## Start
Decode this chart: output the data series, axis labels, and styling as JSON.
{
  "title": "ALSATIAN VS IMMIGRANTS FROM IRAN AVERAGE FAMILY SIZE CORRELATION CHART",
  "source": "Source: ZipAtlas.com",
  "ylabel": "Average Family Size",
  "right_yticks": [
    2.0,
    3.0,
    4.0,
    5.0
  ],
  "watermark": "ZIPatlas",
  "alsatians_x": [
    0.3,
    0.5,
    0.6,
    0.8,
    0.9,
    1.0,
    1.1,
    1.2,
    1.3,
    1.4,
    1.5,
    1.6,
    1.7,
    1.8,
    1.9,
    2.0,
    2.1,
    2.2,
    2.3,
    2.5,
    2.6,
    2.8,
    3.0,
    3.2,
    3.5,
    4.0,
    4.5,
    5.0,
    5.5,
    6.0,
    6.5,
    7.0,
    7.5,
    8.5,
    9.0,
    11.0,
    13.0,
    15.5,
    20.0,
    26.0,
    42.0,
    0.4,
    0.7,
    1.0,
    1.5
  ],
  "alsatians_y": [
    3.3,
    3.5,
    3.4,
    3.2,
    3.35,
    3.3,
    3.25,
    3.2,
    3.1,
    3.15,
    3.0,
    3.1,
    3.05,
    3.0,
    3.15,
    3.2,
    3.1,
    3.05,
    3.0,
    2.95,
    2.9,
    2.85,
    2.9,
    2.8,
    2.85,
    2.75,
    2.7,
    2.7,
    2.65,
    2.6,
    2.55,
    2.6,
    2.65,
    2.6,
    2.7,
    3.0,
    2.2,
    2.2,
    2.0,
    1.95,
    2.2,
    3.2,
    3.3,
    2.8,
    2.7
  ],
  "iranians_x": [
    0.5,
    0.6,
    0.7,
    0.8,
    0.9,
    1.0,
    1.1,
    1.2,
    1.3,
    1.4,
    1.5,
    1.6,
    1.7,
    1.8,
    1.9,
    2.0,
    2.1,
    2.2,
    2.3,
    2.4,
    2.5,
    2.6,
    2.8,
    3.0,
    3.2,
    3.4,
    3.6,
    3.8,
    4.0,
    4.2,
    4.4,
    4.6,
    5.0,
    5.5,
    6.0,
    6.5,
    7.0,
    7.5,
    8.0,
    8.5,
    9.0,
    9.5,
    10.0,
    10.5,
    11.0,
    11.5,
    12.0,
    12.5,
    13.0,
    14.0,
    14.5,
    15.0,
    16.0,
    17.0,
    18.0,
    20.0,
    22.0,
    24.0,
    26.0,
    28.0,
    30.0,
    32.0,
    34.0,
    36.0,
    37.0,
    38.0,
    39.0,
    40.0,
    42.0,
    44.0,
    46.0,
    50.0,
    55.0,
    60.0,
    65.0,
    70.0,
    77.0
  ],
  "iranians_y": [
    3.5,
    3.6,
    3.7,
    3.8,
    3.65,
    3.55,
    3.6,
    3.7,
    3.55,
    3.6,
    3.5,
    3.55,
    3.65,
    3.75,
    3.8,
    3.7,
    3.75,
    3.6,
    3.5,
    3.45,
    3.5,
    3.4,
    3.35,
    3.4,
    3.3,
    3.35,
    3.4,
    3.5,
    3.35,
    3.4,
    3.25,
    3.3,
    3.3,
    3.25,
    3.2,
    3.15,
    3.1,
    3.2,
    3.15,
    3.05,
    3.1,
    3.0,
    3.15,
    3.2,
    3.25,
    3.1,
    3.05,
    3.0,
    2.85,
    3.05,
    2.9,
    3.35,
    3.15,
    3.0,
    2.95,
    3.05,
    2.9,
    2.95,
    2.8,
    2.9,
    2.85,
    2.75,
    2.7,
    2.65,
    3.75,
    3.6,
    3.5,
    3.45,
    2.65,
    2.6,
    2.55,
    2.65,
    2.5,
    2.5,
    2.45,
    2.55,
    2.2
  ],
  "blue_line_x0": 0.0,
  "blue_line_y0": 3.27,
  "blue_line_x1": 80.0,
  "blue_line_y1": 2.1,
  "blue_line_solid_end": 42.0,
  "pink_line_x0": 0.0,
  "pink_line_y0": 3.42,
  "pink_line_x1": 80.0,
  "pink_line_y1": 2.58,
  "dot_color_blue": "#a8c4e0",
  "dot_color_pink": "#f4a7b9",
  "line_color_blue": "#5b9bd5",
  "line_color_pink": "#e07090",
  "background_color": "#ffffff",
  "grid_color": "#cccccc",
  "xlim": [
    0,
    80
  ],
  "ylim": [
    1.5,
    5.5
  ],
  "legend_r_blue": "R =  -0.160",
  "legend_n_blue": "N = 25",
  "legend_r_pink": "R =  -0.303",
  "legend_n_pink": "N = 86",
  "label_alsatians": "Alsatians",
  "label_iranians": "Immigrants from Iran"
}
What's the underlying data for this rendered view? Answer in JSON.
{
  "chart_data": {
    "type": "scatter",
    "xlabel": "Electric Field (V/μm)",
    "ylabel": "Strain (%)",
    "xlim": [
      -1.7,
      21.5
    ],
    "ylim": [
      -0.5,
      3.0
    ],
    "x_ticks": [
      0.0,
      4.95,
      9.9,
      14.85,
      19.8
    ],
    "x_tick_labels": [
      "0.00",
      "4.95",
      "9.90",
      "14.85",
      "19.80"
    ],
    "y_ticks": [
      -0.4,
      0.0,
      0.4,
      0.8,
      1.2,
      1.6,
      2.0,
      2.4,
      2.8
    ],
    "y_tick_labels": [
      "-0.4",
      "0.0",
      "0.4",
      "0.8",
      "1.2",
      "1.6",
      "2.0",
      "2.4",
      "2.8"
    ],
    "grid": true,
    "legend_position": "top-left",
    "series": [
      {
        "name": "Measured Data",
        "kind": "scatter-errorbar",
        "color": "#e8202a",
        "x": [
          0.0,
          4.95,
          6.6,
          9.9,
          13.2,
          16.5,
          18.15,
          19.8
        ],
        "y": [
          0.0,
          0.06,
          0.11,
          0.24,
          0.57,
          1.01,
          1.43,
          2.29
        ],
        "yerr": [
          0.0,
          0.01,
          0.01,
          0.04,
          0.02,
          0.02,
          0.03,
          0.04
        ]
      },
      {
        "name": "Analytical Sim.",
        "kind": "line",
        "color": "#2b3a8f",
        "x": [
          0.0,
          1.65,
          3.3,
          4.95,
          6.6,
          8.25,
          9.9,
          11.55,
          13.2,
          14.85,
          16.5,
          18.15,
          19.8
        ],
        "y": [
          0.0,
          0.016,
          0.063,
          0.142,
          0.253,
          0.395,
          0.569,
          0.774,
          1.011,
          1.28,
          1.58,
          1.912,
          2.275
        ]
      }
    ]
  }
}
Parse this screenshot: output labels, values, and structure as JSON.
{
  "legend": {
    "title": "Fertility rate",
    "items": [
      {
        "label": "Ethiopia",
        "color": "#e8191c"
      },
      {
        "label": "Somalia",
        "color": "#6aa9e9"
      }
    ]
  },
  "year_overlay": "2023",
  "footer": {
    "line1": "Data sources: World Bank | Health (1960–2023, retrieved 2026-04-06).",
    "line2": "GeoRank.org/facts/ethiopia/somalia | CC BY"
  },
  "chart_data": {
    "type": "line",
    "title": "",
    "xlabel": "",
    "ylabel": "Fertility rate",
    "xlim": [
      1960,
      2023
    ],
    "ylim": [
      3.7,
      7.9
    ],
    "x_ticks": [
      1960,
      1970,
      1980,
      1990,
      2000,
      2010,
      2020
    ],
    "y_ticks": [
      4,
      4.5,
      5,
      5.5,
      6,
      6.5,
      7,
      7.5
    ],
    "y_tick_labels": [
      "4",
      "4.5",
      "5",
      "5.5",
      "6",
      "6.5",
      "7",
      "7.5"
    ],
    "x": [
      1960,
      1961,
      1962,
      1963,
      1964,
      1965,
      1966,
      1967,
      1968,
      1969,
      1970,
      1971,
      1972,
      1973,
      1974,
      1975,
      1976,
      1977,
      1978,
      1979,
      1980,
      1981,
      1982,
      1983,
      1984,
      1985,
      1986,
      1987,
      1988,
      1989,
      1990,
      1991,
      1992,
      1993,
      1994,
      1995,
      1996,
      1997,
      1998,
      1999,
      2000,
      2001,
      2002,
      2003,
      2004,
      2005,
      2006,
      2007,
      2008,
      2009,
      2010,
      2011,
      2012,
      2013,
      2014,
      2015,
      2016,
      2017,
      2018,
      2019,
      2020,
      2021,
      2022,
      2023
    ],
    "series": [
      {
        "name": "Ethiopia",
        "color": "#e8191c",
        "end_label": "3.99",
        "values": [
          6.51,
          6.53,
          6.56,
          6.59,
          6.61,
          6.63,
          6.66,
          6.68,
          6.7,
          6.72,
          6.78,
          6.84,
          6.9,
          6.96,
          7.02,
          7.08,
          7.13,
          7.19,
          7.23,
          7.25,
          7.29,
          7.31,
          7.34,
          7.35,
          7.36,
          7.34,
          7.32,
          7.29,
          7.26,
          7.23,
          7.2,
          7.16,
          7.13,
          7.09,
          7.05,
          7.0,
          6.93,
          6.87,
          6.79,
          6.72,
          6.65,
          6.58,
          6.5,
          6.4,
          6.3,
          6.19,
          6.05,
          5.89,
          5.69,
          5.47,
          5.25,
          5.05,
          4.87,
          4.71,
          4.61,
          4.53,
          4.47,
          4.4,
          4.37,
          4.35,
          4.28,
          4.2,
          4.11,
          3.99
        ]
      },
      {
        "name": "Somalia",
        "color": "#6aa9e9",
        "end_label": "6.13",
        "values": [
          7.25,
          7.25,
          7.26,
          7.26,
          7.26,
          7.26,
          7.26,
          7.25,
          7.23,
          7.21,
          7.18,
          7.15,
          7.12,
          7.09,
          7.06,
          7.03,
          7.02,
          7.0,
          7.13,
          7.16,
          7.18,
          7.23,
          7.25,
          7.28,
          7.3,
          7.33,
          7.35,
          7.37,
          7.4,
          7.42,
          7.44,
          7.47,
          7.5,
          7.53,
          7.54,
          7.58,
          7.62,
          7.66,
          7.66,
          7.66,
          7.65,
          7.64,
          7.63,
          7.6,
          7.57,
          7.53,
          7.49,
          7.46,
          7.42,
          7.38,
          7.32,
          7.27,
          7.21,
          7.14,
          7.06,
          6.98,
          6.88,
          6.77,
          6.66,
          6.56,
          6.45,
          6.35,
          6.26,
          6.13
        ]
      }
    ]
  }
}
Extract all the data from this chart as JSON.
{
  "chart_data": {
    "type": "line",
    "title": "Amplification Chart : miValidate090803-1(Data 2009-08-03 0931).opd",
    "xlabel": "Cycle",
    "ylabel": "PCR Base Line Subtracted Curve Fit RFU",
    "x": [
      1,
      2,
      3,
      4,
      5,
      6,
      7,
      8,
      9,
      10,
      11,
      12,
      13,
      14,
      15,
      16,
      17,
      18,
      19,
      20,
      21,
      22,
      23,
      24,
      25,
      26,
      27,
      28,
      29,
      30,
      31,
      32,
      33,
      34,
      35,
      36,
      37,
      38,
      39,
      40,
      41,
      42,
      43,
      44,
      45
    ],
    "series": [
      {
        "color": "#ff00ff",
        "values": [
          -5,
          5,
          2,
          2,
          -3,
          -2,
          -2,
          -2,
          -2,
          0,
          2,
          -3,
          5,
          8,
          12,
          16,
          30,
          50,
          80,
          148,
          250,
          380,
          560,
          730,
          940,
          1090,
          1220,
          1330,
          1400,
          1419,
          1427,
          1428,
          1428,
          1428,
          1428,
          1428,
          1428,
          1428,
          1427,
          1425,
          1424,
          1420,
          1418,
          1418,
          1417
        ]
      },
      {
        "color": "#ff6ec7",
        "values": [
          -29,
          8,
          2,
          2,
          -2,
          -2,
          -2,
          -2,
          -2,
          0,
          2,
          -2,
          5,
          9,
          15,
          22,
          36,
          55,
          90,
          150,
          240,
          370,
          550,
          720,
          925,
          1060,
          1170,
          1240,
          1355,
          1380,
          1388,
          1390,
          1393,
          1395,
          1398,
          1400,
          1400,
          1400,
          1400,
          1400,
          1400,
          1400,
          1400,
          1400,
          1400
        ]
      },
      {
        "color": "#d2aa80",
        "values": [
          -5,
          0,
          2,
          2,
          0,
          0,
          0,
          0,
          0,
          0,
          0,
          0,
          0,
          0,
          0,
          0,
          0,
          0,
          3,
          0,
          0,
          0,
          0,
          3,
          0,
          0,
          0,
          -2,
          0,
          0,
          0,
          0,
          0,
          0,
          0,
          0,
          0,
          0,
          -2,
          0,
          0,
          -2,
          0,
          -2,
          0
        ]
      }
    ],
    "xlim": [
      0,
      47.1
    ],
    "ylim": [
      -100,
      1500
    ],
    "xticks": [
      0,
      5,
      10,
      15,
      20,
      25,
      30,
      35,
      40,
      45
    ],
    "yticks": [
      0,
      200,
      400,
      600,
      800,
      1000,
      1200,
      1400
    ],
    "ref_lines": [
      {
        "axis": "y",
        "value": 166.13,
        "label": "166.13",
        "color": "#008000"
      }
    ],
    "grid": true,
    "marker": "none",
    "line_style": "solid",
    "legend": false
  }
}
## End
§ THE PROBLEM
Find each line with the string "Fertility" and copy it out.

§ EXERCISE RESULT
    "title": "Fertility rate",
    "ylabel": "Fertility rate",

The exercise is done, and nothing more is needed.